>>>

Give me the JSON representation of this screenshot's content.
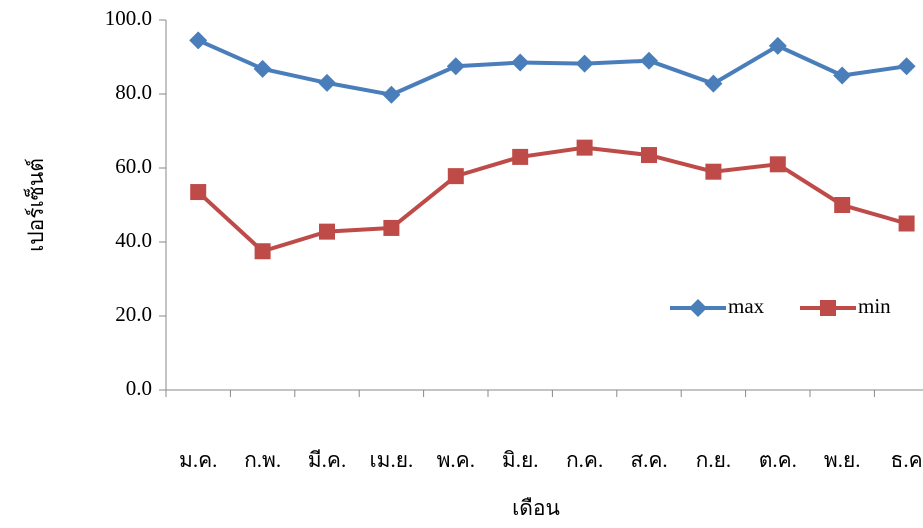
{
  "chart_data": {
    "type": "line",
    "x_label": "เดือน",
    "y_label": "เปอร์เซ็นต์",
    "categories": [
      "ม.ค.",
      "ก.พ.",
      "มี.ค.",
      "เม.ย.",
      "พ.ค.",
      "มิ.ย.",
      "ก.ค.",
      "ส.ค.",
      "ก.ย.",
      "ต.ค.",
      "พ.ย.",
      "ธ.ค"
    ],
    "series": [
      {
        "name": "max",
        "color": "#4a7ebb",
        "marker": "diamond",
        "values": [
          94.5,
          86.8,
          83,
          79.8,
          87.5,
          88.5,
          88.2,
          89,
          82.8,
          93,
          85,
          87.5
        ]
      },
      {
        "name": "min",
        "color": "#be4b48",
        "marker": "square",
        "values": [
          53.5,
          37.5,
          42.8,
          43.8,
          57.8,
          63,
          65.5,
          63.5,
          59,
          61,
          50,
          45
        ]
      }
    ],
    "ylim": [
      0,
      100
    ],
    "yticks": [
      {
        "value": 0,
        "label": "0.0"
      },
      {
        "value": 20,
        "label": "20.0"
      },
      {
        "value": 40,
        "label": "40.0"
      },
      {
        "value": 60,
        "label": "60.0"
      },
      {
        "value": 80,
        "label": "80.0"
      },
      {
        "value": 100,
        "label": "100.0"
      }
    ],
    "grid": false,
    "legend": "right"
  }
}
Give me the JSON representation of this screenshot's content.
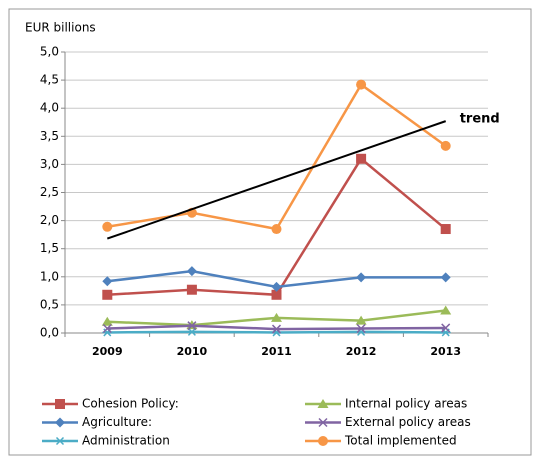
{
  "chart_data": {
    "type": "line",
    "y_label": "EUR billions",
    "categories": [
      "2009",
      "2010",
      "2011",
      "2012",
      "2013"
    ],
    "series": [
      {
        "name": "Cohesion Policy:",
        "color": "#c0504d",
        "marker": "square",
        "values": [
          0.68,
          0.77,
          0.68,
          3.1,
          1.85
        ]
      },
      {
        "name": "Agriculture:",
        "color": "#4f81bd",
        "marker": "diamond",
        "values": [
          0.92,
          1.1,
          0.82,
          0.99,
          0.99
        ]
      },
      {
        "name": "Administration",
        "color": "#4bacc6",
        "marker": "star",
        "values": [
          0.01,
          0.02,
          0.01,
          0.02,
          0.01
        ]
      },
      {
        "name": "Internal policy areas",
        "color": "#9bbb59",
        "marker": "triangle",
        "values": [
          0.2,
          0.14,
          0.27,
          0.22,
          0.4
        ]
      },
      {
        "name": "External policy areas",
        "color": "#8064a2",
        "marker": "x",
        "values": [
          0.08,
          0.13,
          0.07,
          0.08,
          0.09
        ]
      },
      {
        "name": "Total implemented",
        "color": "#f79646",
        "marker": "circle",
        "values": [
          1.89,
          2.14,
          1.85,
          4.42,
          3.33
        ]
      }
    ],
    "trend": {
      "label": "trend",
      "start": 1.68,
      "end": 3.77,
      "color": "#000000"
    },
    "ylim": [
      0,
      5
    ],
    "yticks": [
      {
        "value": 0,
        "label": "0,0"
      },
      {
        "value": 0.5,
        "label": "0,5"
      },
      {
        "value": 1,
        "label": "1,0"
      },
      {
        "value": 1.5,
        "label": "1,5"
      },
      {
        "value": 2,
        "label": "2,0"
      },
      {
        "value": 2.5,
        "label": "2,5"
      },
      {
        "value": 3,
        "label": "3,0"
      },
      {
        "value": 3.5,
        "label": "3,5"
      },
      {
        "value": 4,
        "label": "4,0"
      },
      {
        "value": 4.5,
        "label": "4,5"
      },
      {
        "value": 5,
        "label": "5,0"
      }
    ],
    "grid": true
  }
}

<<<

### Aim
Retype every entry verbatim and exclude the pictures from the copy.

### Written solution
Give me the JSON representation of this screenshot's content.
{
  "chart_data": {
    "type": "line",
    "x_label": "เดือน",
    "y_label": "เปอร์เซ็นต์",
    "categories": [
      "ม.ค.",
      "ก.พ.",
      "มี.ค.",
      "เม.ย.",
      "พ.ค.",
      "มิ.ย.",
      "ก.ค.",
      "ส.ค.",
      "ก.ย.",
      "ต.ค.",
      "พ.ย.",
      "ธ.ค"
    ],
    "series": [
      {
        "name": "max",
        "color": "#4a7ebb",
        "marker": "diamond",
        "values": [
          94.5,
          86.8,
          83,
          79.8,
          87.5,
          88.5,
          88.2,
          89,
          82.8,
          93,
          85,
          87.5
        ]
      },
      {
        "name": "min",
        "color": "#be4b48",
        "marker": "square",
        "values": [
          53.5,
          37.5,
          42.8,
          43.8,
          57.8,
          63,
          65.5,
          63.5,
          59,
          61,
          50,
          45
        ]
      }
    ],
    "ylim": [
      0,
      100
    ],
    "yticks": [
      {
        "value": 0,
        "label": "0.0"
      },
      {
        "value": 20,
        "label": "20.0"
      },
      {
        "value": 40,
        "label": "40.0"
      },
      {
        "value": 60,
        "label": "60.0"
      },
      {
        "value": 80,
        "label": "80.0"
      },
      {
        "value": 100,
        "label": "100.0"
      }
    ],
    "grid": false,
    "legend": "right"
  }
}
Give me the JSON representation of this screenshot's content.
{
  "chart_data": {
    "type": "line",
    "y_label": "EUR billions",
    "categories": [
      "2009",
      "2010",
      "2011",
      "2012",
      "2013"
    ],
    "series": [
      {
        "name": "Cohesion Policy:",
        "color": "#c0504d",
        "marker": "square",
        "values": [
          0.68,
          0.77,
          0.68,
          3.1,
          1.85
        ]
      },
      {
        "name": "Agriculture:",
        "color": "#4f81bd",
        "marker": "diamond",
        "values": [
          0.92,
          1.1,
          0.82,
          0.99,
          0.99
        ]
      },
      {
        "name": "Administration",
        "color": "#4bacc6",
        "marker": "star",
        "values": [
          0.01,
          0.02,
          0.01,
          0.02,
          0.01
        ]
      },
      {
        "name": "Internal policy areas",
        "color": "#9bbb59",
        "marker": "triangle",
        "values": [
          0.2,
          0.14,
          0.27,
          0.22,
          0.4
        ]
      },
      {
        "name": "External policy areas",
        "color": "#8064a2",
        "marker": "x",
        "values": [
          0.08,
          0.13,
          0.07,
          0.08,
          0.09
        ]
      },
      {
        "name": "Total implemented",
        "color": "#f79646",
        "marker": "circle",
        "values": [
          1.89,
          2.14,
          1.85,
          4.42,
          3.33
        ]
      }
    ],
    "trend": {
      "label": "trend",
      "start": 1.68,
      "end": 3.77,
      "color": "#000000"
    },
    "ylim": [
      0,
      5
    ],
    "yticks": [
      {
        "value": 0,
        "label": "0,0"
      },
      {
        "value": 0.5,
        "label": "0,5"
      },
      {
        "value": 1,
        "label": "1,0"
      },
      {
        "value": 1.5,
        "label": "1,5"
      },
      {
        "value": 2,
        "label": "2,0"
      },
      {
        "value": 2.5,
        "label": "2,5"
      },
      {
        "value": 3,
        "label": "3,0"
      },
      {
        "value": 3.5,
        "label": "3,5"
      },
      {
        "value": 4,
        "label": "4,0"
      },
      {
        "value": 4.5,
        "label": "4,5"
      },
      {
        "value": 5,
        "label": "5,0"
      }
    ],
    "grid": true
  }
}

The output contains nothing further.